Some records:
====================
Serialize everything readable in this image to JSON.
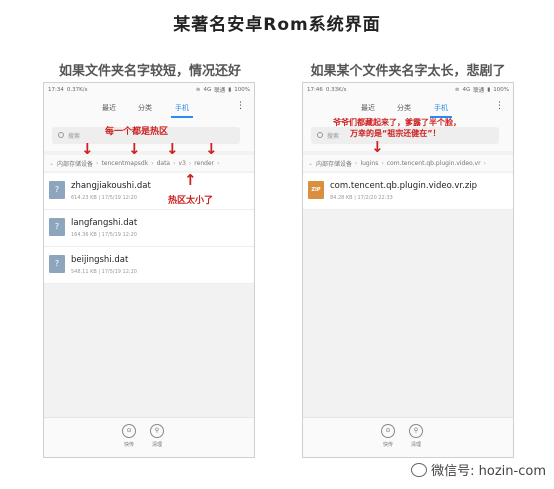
{
  "title": "某著名安卓Rom系统界面",
  "left": {
    "subtitle": "如果文件夹名字较短，情况还好",
    "status": {
      "time": "17:34",
      "speed": "0.37K/s",
      "network": "4G",
      "carrier": "联通",
      "battery": "100%"
    },
    "tabs": [
      "最近",
      "分类",
      "手机"
    ],
    "search_placeholder": "搜索",
    "breadcrumb": [
      "内部存储设备",
      "tencentmapsdk",
      "data",
      "v3",
      "render"
    ],
    "files": [
      {
        "name": "zhangjiakoushi.dat",
        "meta": "614.23 KB | 17/5/19 12:20"
      },
      {
        "name": "langfangshi.dat",
        "meta": "164.36 KB | 17/5/19 12:20"
      },
      {
        "name": "beijingshi.dat",
        "meta": "548.11 KB | 17/5/19 12:20"
      }
    ],
    "bottom": [
      "快传",
      "清理"
    ],
    "annotation_top": "每一个都是热区",
    "annotation_bottom": "热区太小了"
  },
  "right": {
    "subtitle": "如果某个文件夹名字太长，悲剧了",
    "status": {
      "time": "17:46",
      "speed": "0.33K/s",
      "network": "4G",
      "carrier": "联通",
      "battery": "100%"
    },
    "tabs": [
      "最近",
      "分类",
      "手机"
    ],
    "search_placeholder": "搜索",
    "breadcrumb": [
      "内部存储设备",
      "lugins",
      "com.tencent.qb.plugin.video.vr"
    ],
    "files": [
      {
        "name": "com.tencent.qb.plugin.video.vr.zip",
        "meta": "84.28 KB | 17/2/20 22:33",
        "badge": "ZIP"
      }
    ],
    "bottom": [
      "快传",
      "清理"
    ],
    "annotation_line1": "爷爷们都藏起来了，爹露了半个脸，",
    "annotation_line2": "万幸的是“祖宗还健在”！"
  },
  "watermark": "微信号: hozin-com"
}
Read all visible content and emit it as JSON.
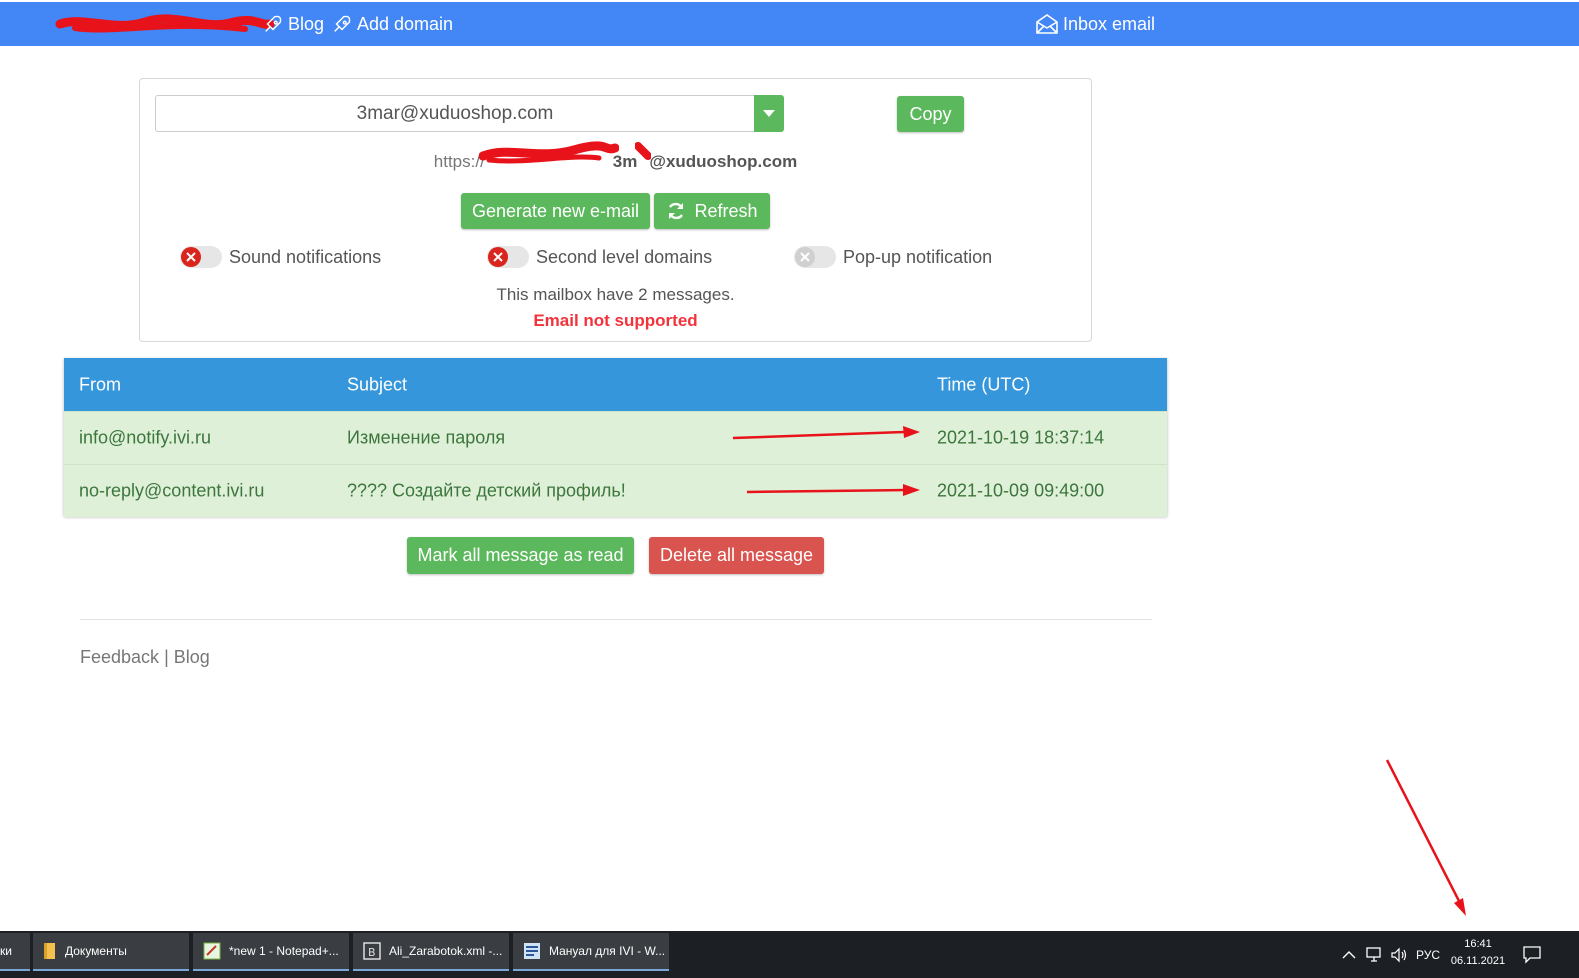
{
  "navbar": {
    "blog_label": "Blog",
    "add_domain_label": "Add domain",
    "inbox_label": "Inbox email",
    "bg_color": "#4287f5"
  },
  "mailbox": {
    "selected_email": "3mar@xuduoshop.com",
    "copy_label": "Copy",
    "url_prefix": "https://",
    "url_suffix": "3m",
    "url_domain": "@xuduoshop.com",
    "generate_label": "Generate new e-mail",
    "refresh_label": "Refresh",
    "toggles": [
      {
        "label": "Sound notifications",
        "state": "off-red"
      },
      {
        "label": "Second level domains",
        "state": "off-red"
      },
      {
        "label": "Pop-up notification",
        "state": "off-gray"
      }
    ],
    "count_text": "This mailbox have 2 messages.",
    "warning_text": "Email not supported"
  },
  "table": {
    "headers": [
      "From",
      "Subject",
      "Time (UTC)"
    ],
    "rows": [
      {
        "from": "info@notify.ivi.ru",
        "subject": "Изменение пароля",
        "time": "2021-10-19 18:37:14"
      },
      {
        "from": "no-reply@content.ivi.ru",
        "subject": "???? Создайте детский профиль!",
        "time": "2021-10-09 09:49:00"
      }
    ],
    "header_color": "#3596db",
    "row_color": "#dff0d8"
  },
  "actions": {
    "mark_read_label": "Mark all message as read",
    "delete_label": "Delete all message"
  },
  "footer": {
    "feedback_label": "Feedback",
    "separator": "|",
    "blog_label": "Blog"
  },
  "taskbar": {
    "left_partial": "ки",
    "tasks": [
      {
        "label": "Документы",
        "icon": "folder-icon"
      },
      {
        "label": "*new 1 - Notepad+...",
        "icon": "notepad-icon"
      },
      {
        "label": "Ali_Zarabotok.xml -...",
        "icon": "editor-icon"
      },
      {
        "label": "Мануал для IVI - W...",
        "icon": "word-icon"
      }
    ],
    "language": "РУС",
    "time": "16:41",
    "date": "06.11.2021"
  }
}
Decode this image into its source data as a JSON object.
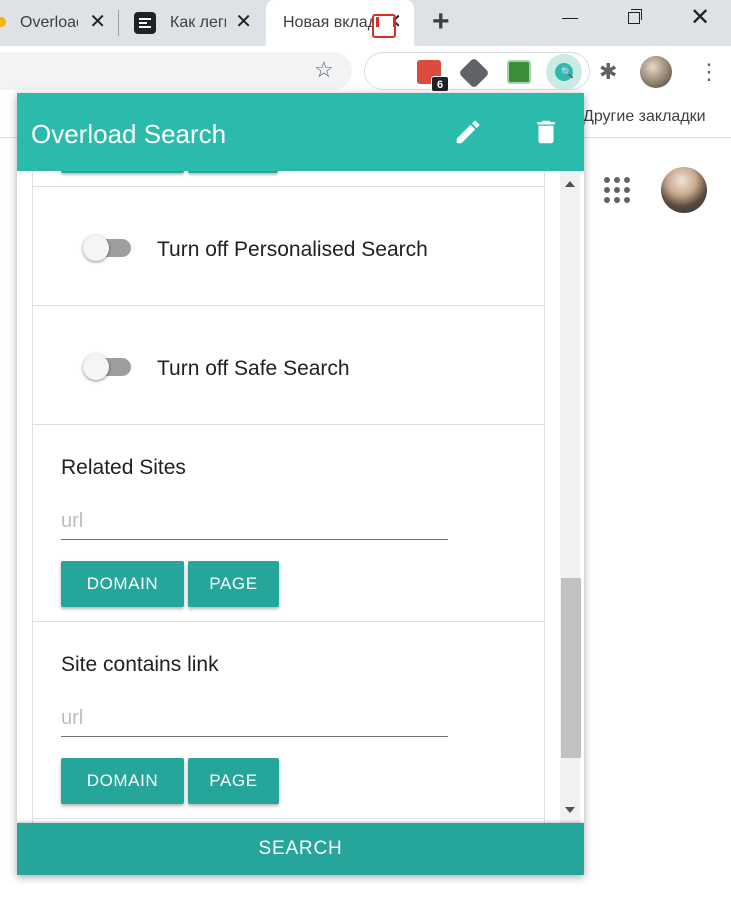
{
  "browser": {
    "tabs": [
      {
        "title": "Overload Search",
        "close": "✕"
      },
      {
        "title": "Как легко",
        "close": "✕"
      },
      {
        "title": "Новая вкладка",
        "close": "✕"
      }
    ],
    "new_tab": "+",
    "window_controls": {
      "minimize": "minimize-icon",
      "restore": "restore-icon",
      "close": "✕"
    },
    "star": "☆",
    "extensions": {
      "todoist_badge": "6",
      "overload_icon": "🔍",
      "puzzle": "✱",
      "menu": "⋮"
    },
    "bookmarks_other": "Другие закладки"
  },
  "popup": {
    "title": "Overload Search",
    "toggles": [
      {
        "label": "Turn off Personalised Search",
        "on": false
      },
      {
        "label": "Turn off Safe Search",
        "on": false
      }
    ],
    "sections": [
      {
        "title": "Related Sites",
        "placeholder": "url",
        "value": "",
        "domain_label": "DOMAIN",
        "page_label": "PAGE"
      },
      {
        "title": "Site contains link",
        "placeholder": "url",
        "value": "",
        "domain_label": "DOMAIN",
        "page_label": "PAGE"
      }
    ],
    "search_label": "SEARCH"
  },
  "colors": {
    "header": "#2bbbad",
    "button": "#26a69a",
    "tabstrip": "#dee1e6"
  }
}
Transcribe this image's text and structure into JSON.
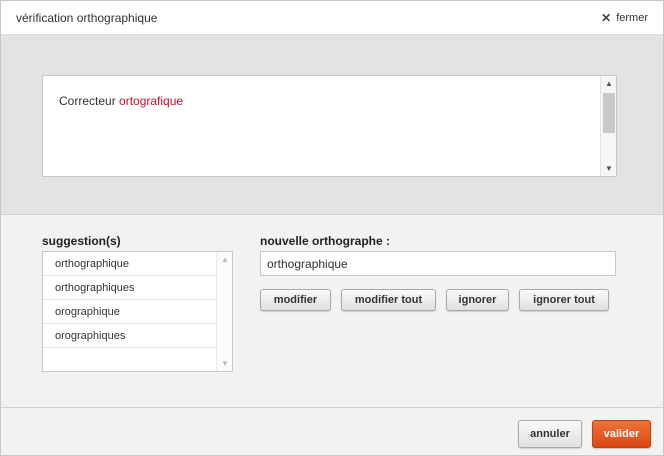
====================
What the task asks: Drop the images and quote the entries word for word.

The result:
Serialize everything readable in this image to JSON.
{
  "title": "某著名安卓Rom系统界面",
  "left": {
    "subtitle": "如果文件夹名字较短，情况还好",
    "status": {
      "time": "17:34",
      "speed": "0.37K/s",
      "network": "4G",
      "carrier": "联通",
      "battery": "100%"
    },
    "tabs": [
      "最近",
      "分类",
      "手机"
    ],
    "search_placeholder": "搜索",
    "breadcrumb": [
      "内部存储设备",
      "tencentmapsdk",
      "data",
      "v3",
      "render"
    ],
    "files": [
      {
        "name": "zhangjiakoushi.dat",
        "meta": "614.23 KB | 17/5/19 12:20"
      },
      {
        "name": "langfangshi.dat",
        "meta": "164.36 KB | 17/5/19 12:20"
      },
      {
        "name": "beijingshi.dat",
        "meta": "548.11 KB | 17/5/19 12:20"
      }
    ],
    "bottom": [
      "快传",
      "清理"
    ],
    "annotation_top": "每一个都是热区",
    "annotation_bottom": "热区太小了"
  },
  "right": {
    "subtitle": "如果某个文件夹名字太长，悲剧了",
    "status": {
      "time": "17:46",
      "speed": "0.33K/s",
      "network": "4G",
      "carrier": "联通",
      "battery": "100%"
    },
    "tabs": [
      "最近",
      "分类",
      "手机"
    ],
    "search_placeholder": "搜索",
    "breadcrumb": [
      "内部存储设备",
      "lugins",
      "com.tencent.qb.plugin.video.vr"
    ],
    "files": [
      {
        "name": "com.tencent.qb.plugin.video.vr.zip",
        "meta": "84.28 KB | 17/2/20 22:33",
        "badge": "ZIP"
      }
    ],
    "bottom": [
      "快传",
      "清理"
    ],
    "annotation_line1": "爷爷们都藏起来了，爹露了半个脸，",
    "annotation_line2": "万幸的是“祖宗还健在”！"
  },
  "watermark": "微信号: hozin-com"
}
Read all visible content and emit it as JSON.
{
  "navbar": {
    "blog_label": "Blog",
    "add_domain_label": "Add domain",
    "inbox_label": "Inbox email",
    "bg_color": "#4287f5"
  },
  "mailbox": {
    "selected_email": "3mar@xuduoshop.com",
    "copy_label": "Copy",
    "url_prefix": "https://",
    "url_suffix": "3m",
    "url_domain": "@xuduoshop.com",
    "generate_label": "Generate new e-mail",
    "refresh_label": "Refresh",
    "toggles": [
      {
        "label": "Sound notifications",
        "state": "off-red"
      },
      {
        "label": "Second level domains",
        "state": "off-red"
      },
      {
        "label": "Pop-up notification",
        "state": "off-gray"
      }
    ],
    "count_text": "This mailbox have 2 messages.",
    "warning_text": "Email not supported"
  },
  "table": {
    "headers": [
      "From",
      "Subject",
      "Time (UTC)"
    ],
    "rows": [
      {
        "from": "info@notify.ivi.ru",
        "subject": "Изменение пароля",
        "time": "2021-10-19 18:37:14"
      },
      {
        "from": "no-reply@content.ivi.ru",
        "subject": "???? Создайте детский профиль!",
        "time": "2021-10-09 09:49:00"
      }
    ],
    "header_color": "#3596db",
    "row_color": "#dff0d8"
  },
  "actions": {
    "mark_read_label": "Mark all message as read",
    "delete_label": "Delete all message"
  },
  "footer": {
    "feedback_label": "Feedback",
    "separator": "|",
    "blog_label": "Blog"
  },
  "taskbar": {
    "left_partial": "ки",
    "tasks": [
      {
        "label": "Документы",
        "icon": "folder-icon"
      },
      {
        "label": "*new 1 - Notepad+...",
        "icon": "notepad-icon"
      },
      {
        "label": "Ali_Zarabotok.xml -...",
        "icon": "editor-icon"
      },
      {
        "label": "Мануал для IVI - W...",
        "icon": "word-icon"
      }
    ],
    "language": "РУС",
    "time": "16:41",
    "date": "06.11.2021"
  }
}
Decode this image into its source data as a JSON object.
{
  "browser": {
    "tabs": [
      {
        "title": "Overload Search",
        "close": "✕"
      },
      {
        "title": "Как легко",
        "close": "✕"
      },
      {
        "title": "Новая вкладка",
        "close": "✕"
      }
    ],
    "new_tab": "+",
    "window_controls": {
      "minimize": "minimize-icon",
      "restore": "restore-icon",
      "close": "✕"
    },
    "star": "☆",
    "extensions": {
      "todoist_badge": "6",
      "overload_icon": "🔍",
      "puzzle": "✱",
      "menu": "⋮"
    },
    "bookmarks_other": "Другие закладки"
  },
  "popup": {
    "title": "Overload Search",
    "toggles": [
      {
        "label": "Turn off Personalised Search",
        "on": false
      },
      {
        "label": "Turn off Safe Search",
        "on": false
      }
    ],
    "sections": [
      {
        "title": "Related Sites",
        "placeholder": "url",
        "value": "",
        "domain_label": "DOMAIN",
        "page_label": "PAGE"
      },
      {
        "title": "Site contains link",
        "placeholder": "url",
        "value": "",
        "domain_label": "DOMAIN",
        "page_label": "PAGE"
      }
    ],
    "search_label": "SEARCH"
  },
  "colors": {
    "header": "#2bbbad",
    "button": "#26a69a",
    "tabstrip": "#dee1e6"
  }
}
Transcribe this image's text and structure into JSON.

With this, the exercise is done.